## Problem statement
Pull every line containing the word "level" from the records.
<<<<
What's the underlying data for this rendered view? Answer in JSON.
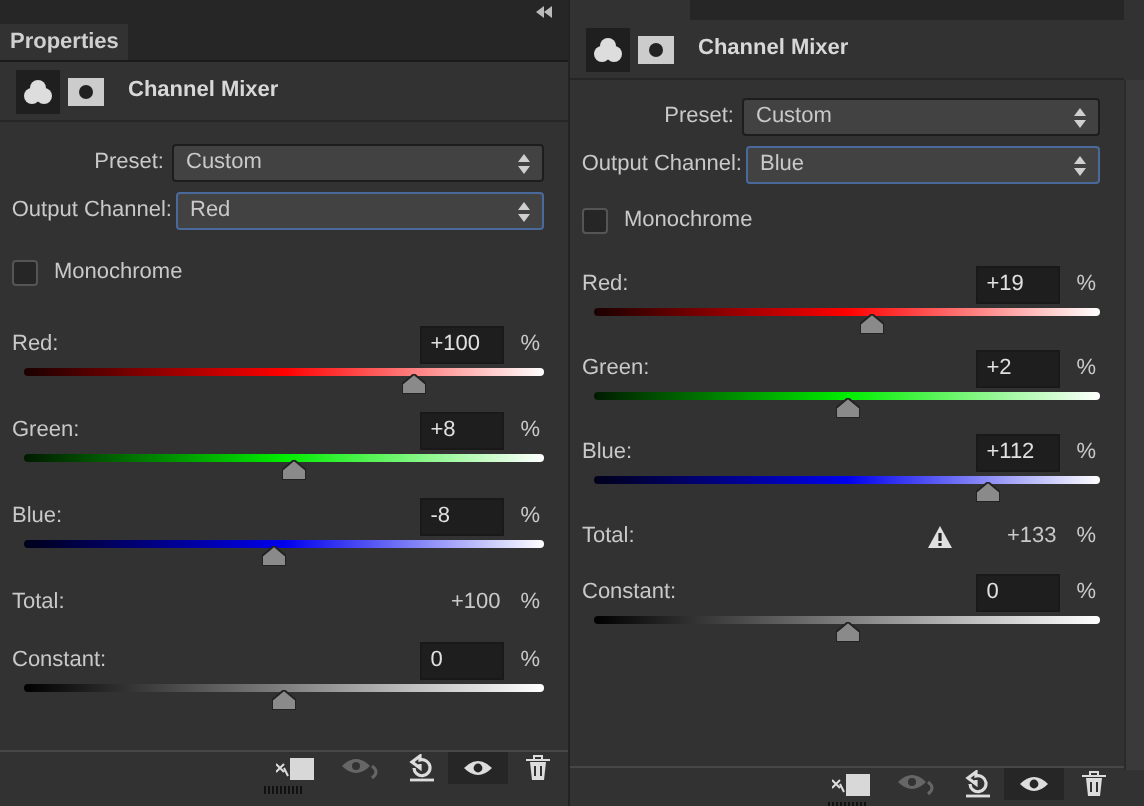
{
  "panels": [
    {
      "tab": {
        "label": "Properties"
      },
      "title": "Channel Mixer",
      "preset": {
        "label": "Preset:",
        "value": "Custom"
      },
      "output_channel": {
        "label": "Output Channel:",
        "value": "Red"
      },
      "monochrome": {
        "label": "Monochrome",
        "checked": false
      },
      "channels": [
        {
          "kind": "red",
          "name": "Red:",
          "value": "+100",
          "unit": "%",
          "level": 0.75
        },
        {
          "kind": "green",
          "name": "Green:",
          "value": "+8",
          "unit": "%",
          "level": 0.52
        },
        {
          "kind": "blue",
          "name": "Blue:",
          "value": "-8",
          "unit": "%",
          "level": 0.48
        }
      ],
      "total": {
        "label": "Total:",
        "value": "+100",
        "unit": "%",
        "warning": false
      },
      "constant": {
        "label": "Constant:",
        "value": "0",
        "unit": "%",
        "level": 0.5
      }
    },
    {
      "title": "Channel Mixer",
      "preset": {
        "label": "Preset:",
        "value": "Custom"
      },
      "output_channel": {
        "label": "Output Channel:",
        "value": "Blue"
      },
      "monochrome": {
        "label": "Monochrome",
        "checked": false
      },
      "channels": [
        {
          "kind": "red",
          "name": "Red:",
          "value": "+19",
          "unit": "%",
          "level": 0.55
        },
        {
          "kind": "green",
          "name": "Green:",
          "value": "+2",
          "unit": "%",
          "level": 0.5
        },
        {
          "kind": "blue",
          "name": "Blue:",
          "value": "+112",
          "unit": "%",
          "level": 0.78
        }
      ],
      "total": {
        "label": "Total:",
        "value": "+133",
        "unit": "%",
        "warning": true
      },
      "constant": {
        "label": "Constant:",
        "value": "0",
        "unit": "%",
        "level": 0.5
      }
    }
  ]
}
>>>>
## Answer to the problem
          "level": 0.75
          "level": 0.52
          "level": 0.48
        "level": 0.5
          "level": 0.55
          "level": 0.5
          "level": 0.78
        "level": 0.5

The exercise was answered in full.